__WHAT YOU HAVE TO DO__. Please give the count of lines holding the string "name" and nothing besides.
======== EXTRACTED ENTRIES
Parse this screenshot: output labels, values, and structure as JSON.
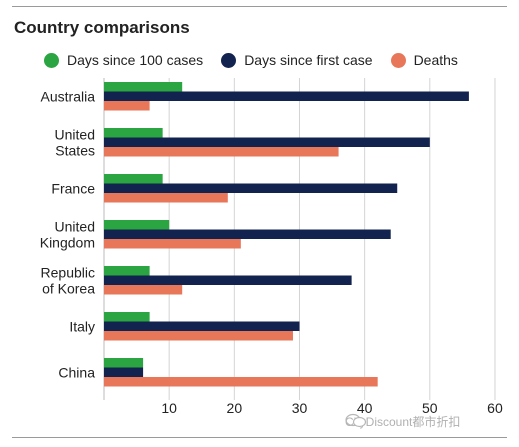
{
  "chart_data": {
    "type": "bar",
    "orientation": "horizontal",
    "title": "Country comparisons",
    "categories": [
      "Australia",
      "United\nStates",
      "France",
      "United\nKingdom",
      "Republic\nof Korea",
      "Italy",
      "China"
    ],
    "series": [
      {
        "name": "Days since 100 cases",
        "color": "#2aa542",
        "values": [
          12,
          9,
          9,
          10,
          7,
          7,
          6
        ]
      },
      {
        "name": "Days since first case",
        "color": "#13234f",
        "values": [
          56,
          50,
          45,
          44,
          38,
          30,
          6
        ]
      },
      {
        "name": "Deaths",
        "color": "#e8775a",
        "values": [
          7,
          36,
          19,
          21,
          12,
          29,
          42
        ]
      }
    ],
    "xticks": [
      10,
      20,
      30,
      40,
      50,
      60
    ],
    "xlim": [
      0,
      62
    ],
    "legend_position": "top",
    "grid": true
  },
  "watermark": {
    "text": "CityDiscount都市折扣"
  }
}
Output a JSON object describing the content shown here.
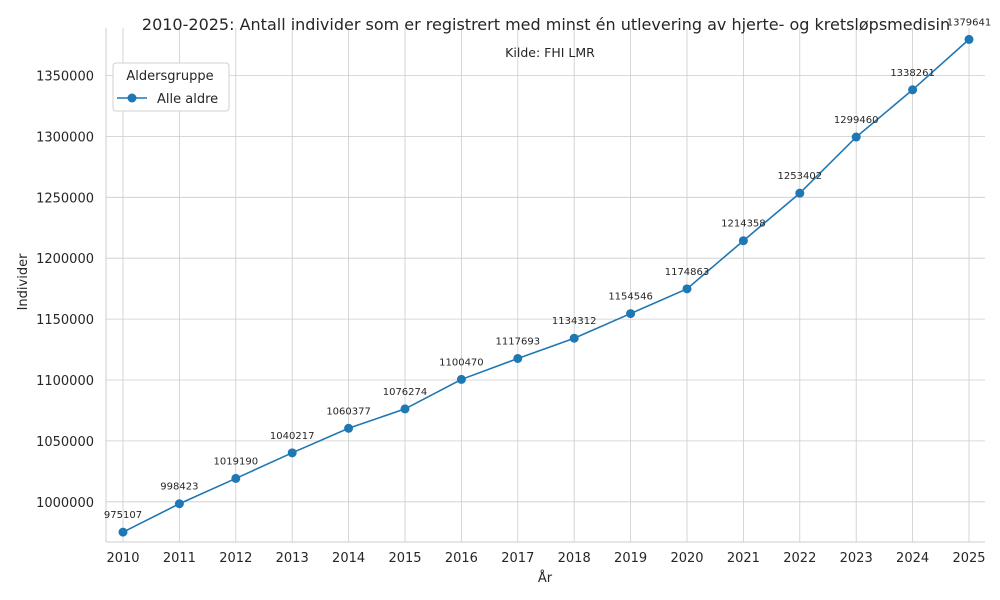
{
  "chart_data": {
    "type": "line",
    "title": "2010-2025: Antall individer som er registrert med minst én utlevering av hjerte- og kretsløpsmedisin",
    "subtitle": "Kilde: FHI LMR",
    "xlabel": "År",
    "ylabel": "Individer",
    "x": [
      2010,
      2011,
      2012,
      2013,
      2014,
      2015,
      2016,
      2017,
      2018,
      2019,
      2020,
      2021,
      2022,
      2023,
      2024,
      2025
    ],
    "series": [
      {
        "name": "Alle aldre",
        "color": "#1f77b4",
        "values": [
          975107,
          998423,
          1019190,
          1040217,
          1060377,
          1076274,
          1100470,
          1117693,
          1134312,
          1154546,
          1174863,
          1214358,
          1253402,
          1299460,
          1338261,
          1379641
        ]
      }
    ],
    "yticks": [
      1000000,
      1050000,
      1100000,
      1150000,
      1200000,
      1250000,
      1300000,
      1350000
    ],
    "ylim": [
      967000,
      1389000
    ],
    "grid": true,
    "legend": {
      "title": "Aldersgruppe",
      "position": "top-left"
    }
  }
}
================
__FULL ANSWER__. 4